## Record list
■ ■ ■

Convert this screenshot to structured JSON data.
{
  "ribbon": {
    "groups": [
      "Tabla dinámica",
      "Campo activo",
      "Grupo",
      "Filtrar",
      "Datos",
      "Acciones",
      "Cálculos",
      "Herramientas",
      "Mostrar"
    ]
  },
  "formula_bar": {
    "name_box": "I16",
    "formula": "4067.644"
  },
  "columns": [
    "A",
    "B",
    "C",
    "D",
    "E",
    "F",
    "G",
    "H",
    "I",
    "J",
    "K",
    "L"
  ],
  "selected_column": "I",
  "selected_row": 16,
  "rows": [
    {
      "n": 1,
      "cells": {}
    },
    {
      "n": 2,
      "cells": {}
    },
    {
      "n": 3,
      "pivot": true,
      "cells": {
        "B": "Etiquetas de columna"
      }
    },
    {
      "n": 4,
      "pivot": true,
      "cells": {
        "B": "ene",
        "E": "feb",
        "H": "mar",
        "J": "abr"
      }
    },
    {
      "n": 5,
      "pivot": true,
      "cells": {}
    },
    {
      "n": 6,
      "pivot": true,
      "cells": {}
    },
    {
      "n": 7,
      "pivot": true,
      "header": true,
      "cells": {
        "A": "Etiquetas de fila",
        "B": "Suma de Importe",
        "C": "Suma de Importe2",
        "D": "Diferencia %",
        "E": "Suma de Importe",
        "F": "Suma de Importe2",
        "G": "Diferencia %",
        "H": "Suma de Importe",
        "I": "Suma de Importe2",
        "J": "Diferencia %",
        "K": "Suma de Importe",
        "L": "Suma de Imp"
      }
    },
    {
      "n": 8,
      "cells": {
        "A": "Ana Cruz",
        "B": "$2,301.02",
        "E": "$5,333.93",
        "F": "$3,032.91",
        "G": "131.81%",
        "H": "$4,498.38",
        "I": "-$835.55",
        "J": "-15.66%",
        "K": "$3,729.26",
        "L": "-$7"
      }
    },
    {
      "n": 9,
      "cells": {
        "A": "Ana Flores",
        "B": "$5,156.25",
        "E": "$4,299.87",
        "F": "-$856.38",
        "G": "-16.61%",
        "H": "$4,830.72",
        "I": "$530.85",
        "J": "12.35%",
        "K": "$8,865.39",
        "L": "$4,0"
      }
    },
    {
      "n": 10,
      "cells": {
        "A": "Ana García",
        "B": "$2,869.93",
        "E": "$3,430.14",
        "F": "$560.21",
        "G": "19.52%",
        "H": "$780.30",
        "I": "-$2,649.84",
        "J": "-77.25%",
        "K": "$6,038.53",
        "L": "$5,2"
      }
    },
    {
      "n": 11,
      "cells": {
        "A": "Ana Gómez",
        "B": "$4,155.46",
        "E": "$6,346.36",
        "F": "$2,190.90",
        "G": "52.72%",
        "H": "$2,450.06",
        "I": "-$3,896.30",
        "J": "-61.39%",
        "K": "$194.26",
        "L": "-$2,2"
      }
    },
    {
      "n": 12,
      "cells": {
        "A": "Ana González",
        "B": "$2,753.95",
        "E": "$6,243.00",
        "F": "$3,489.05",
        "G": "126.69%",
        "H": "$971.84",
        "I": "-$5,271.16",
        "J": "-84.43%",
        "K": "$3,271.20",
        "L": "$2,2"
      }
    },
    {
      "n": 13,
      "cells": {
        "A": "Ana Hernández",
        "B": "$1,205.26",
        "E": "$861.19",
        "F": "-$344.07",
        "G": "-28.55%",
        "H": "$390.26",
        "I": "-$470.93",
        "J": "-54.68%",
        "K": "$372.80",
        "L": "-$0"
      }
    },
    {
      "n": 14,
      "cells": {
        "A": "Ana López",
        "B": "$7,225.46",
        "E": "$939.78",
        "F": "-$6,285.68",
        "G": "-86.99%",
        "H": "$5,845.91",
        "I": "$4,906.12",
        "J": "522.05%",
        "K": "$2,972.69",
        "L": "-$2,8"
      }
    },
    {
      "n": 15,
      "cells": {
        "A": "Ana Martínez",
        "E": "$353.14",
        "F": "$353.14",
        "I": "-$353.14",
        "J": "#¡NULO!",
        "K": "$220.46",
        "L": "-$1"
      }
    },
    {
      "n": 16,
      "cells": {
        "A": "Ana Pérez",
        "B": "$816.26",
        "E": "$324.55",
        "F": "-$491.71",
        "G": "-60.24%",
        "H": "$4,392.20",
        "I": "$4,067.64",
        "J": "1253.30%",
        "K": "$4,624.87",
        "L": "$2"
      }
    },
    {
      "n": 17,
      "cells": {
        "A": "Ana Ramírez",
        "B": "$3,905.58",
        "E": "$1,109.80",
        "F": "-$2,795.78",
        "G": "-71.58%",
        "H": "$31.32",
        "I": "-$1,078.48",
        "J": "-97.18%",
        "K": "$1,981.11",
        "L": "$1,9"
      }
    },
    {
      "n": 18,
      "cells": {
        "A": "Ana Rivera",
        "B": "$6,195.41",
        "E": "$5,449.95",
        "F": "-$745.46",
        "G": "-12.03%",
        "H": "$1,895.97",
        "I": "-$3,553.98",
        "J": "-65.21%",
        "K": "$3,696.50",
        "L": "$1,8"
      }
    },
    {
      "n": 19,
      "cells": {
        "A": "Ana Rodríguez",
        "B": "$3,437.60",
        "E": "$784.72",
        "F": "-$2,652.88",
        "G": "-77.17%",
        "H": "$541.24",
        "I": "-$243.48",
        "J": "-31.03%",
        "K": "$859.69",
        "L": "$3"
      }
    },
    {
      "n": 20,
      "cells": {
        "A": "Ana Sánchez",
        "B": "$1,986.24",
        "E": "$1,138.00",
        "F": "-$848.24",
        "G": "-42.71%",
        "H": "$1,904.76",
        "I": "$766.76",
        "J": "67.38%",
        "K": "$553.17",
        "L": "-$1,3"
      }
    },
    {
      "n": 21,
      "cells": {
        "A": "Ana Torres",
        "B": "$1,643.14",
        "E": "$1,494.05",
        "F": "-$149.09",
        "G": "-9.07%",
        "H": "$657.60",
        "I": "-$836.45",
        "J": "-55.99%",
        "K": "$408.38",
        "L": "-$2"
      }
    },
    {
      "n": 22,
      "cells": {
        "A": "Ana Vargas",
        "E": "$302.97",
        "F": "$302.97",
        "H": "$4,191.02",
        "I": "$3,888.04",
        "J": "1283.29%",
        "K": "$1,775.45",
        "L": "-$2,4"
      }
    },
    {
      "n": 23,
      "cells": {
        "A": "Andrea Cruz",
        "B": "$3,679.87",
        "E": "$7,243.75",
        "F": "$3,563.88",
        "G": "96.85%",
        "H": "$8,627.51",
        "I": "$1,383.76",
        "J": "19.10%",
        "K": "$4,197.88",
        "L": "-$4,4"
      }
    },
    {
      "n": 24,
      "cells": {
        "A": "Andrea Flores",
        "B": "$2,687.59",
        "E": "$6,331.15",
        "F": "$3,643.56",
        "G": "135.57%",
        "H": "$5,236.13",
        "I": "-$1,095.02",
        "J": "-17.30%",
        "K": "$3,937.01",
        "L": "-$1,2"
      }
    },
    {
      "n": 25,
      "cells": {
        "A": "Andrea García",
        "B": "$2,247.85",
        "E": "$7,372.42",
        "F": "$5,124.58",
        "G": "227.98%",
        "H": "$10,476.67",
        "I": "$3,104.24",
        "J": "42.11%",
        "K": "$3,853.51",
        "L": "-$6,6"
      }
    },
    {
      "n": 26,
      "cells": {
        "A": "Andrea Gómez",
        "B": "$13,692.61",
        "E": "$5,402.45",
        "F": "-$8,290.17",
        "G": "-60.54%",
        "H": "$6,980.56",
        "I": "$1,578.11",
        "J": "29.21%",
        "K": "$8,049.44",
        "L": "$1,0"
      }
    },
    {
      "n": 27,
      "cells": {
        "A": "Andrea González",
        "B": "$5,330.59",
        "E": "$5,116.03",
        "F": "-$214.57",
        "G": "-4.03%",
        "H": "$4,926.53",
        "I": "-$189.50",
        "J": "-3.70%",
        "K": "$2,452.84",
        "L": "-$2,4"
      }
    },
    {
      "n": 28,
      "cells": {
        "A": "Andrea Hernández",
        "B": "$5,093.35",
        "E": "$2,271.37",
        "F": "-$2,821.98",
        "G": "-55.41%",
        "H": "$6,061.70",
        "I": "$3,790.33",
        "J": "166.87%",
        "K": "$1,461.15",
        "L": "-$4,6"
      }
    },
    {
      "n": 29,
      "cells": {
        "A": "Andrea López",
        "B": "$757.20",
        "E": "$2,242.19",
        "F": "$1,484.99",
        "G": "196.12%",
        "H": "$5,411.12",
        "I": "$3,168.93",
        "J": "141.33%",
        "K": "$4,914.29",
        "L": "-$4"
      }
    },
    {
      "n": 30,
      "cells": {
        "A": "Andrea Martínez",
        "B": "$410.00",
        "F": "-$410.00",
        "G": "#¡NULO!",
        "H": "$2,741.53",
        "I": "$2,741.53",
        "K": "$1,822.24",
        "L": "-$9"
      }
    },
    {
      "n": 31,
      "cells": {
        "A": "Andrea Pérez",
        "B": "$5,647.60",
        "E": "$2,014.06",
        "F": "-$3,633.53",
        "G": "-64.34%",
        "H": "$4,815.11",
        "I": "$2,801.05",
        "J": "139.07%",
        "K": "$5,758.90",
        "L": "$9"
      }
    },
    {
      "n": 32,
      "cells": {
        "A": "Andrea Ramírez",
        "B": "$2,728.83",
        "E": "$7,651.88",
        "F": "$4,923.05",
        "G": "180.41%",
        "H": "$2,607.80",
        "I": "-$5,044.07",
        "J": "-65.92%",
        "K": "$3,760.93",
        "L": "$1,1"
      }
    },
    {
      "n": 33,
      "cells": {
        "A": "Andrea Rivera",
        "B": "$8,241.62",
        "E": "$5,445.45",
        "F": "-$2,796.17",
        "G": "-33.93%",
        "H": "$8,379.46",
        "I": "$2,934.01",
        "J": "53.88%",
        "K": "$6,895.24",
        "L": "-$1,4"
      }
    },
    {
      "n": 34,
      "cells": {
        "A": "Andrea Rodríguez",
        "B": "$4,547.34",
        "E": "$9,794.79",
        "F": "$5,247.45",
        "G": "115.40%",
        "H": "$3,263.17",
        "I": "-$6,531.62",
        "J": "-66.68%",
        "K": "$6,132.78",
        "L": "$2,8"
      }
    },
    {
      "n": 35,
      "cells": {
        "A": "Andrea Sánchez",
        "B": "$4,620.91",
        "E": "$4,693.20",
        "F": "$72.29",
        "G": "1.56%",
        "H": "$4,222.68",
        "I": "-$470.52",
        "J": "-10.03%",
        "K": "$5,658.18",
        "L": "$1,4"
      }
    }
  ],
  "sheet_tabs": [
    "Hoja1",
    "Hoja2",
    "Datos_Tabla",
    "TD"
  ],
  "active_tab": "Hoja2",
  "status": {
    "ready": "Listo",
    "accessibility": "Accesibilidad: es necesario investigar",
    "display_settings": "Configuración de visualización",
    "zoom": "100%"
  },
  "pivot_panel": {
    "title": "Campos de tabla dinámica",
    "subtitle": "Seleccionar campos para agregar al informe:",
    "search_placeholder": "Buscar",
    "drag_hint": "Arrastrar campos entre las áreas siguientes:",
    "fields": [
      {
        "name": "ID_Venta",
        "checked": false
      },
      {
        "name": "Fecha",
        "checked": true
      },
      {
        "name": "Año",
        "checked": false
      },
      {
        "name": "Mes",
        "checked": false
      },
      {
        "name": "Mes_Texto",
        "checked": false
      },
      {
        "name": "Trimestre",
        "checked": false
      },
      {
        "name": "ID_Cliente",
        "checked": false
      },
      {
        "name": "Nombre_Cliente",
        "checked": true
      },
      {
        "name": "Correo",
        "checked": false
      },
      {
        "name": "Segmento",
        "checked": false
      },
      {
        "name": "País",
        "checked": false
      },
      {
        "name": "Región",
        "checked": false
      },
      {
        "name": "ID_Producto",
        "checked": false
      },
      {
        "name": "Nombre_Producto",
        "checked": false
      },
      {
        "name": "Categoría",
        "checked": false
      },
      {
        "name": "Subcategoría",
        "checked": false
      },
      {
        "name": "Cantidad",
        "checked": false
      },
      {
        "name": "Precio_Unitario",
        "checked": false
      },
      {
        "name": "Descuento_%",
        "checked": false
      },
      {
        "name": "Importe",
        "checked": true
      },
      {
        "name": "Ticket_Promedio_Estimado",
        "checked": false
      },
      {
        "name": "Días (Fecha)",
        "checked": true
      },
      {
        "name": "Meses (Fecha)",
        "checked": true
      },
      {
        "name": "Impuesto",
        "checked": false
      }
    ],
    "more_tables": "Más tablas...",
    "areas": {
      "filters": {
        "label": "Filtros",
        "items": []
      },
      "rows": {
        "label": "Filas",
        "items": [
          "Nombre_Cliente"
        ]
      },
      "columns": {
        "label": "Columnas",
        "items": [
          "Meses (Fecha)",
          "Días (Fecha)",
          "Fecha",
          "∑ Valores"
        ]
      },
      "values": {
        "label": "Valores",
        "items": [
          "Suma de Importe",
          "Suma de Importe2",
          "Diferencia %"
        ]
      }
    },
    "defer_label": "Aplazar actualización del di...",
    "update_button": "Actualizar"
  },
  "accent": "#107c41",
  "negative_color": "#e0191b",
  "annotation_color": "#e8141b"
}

■ ■ ■

## Work instructions
Using the data above, copy each line that contains "Suma".

## Task response
        "B": "Suma de Importe",
        "C": "Suma de Importe2",
        "E": "Suma de Importe",
        "F": "Suma de Importe2",
        "H": "Suma de Importe",
        "I": "Suma de Importe2",
        "K": "Suma de Importe",
        "L": "Suma de Imp"
          "Suma de Importe",
          "Suma de Importe2",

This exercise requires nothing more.